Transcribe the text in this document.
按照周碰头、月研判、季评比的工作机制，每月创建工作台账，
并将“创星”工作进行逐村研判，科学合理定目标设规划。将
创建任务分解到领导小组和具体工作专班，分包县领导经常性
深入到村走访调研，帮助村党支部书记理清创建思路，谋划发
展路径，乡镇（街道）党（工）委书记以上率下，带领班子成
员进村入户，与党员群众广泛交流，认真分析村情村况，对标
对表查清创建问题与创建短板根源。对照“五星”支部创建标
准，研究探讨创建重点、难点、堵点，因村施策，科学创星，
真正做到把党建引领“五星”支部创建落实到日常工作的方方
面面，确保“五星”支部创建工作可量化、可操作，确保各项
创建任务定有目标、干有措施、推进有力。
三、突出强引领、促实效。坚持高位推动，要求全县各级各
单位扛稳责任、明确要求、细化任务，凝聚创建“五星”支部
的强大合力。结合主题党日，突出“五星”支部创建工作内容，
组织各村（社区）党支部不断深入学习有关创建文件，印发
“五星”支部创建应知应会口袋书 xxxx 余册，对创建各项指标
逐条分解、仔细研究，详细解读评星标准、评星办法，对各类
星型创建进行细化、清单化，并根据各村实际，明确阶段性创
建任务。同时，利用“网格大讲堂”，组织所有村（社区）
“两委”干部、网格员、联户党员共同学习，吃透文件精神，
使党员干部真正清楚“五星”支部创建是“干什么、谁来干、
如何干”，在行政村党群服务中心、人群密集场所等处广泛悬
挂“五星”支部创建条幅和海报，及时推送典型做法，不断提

────────

▶ _Direction_
Each record above must be given again exactly.

▶ _The result_
Transcribe the text in this document.
按照周碰头、月研判、季评比的工作机制，每月创建工作台账，
并将“创星”工作进行逐村研判，科学合理定目标设规划。将
创建任务分解到领导小组和具体工作专班，分包县领导经常性
深入到村走访调研，帮助村党支部书记理清创建思路，谋划发
展路径，乡镇（街道）党（工）委书记以上率下，带领班子成
员进村入户，与党员群众广泛交流，认真分析村情村况，对标
对表查清创建问题与创建短板根源。对照“五星”支部创建标
准，研究探讨创建重点、难点、堵点，因村施策，科学创星，
真正做到把党建引领“五星”支部创建落实到日常工作的方方
面面，确保“五星”支部创建工作可量化、可操作，确保各项
创建任务定有目标、干有措施、推进有力。
三、突出强引领、促实效。坚持高位推动，要求全县各级各
单位扛稳责任、明确要求、细化任务，凝聚创建“五星”支部
的强大合力。结合主题党日，突出“五星”支部创建工作内容，
组织各村（社区）党支部不断深入学习有关创建文件，印发
“五星”支部创建应知应会口袋书 xxxx 余册，对创建各项指标
逐条分解、仔细研究，详细解读评星标准、评星办法，对各类
星型创建进行细化、清单化，并根据各村实际，明确阶段性创
建任务。同时，利用“网格大讲堂”，组织所有村（社区）
“两委”干部、网格员、联户党员共同学习，吃透文件精神，
使党员干部真正清楚“五星”支部创建是“干什么、谁来干、
如何干”，在行政村党群服务中心、人群密集场所等处广泛悬
挂“五星”支部创建条幅和海报，及时推送典型做法，不断提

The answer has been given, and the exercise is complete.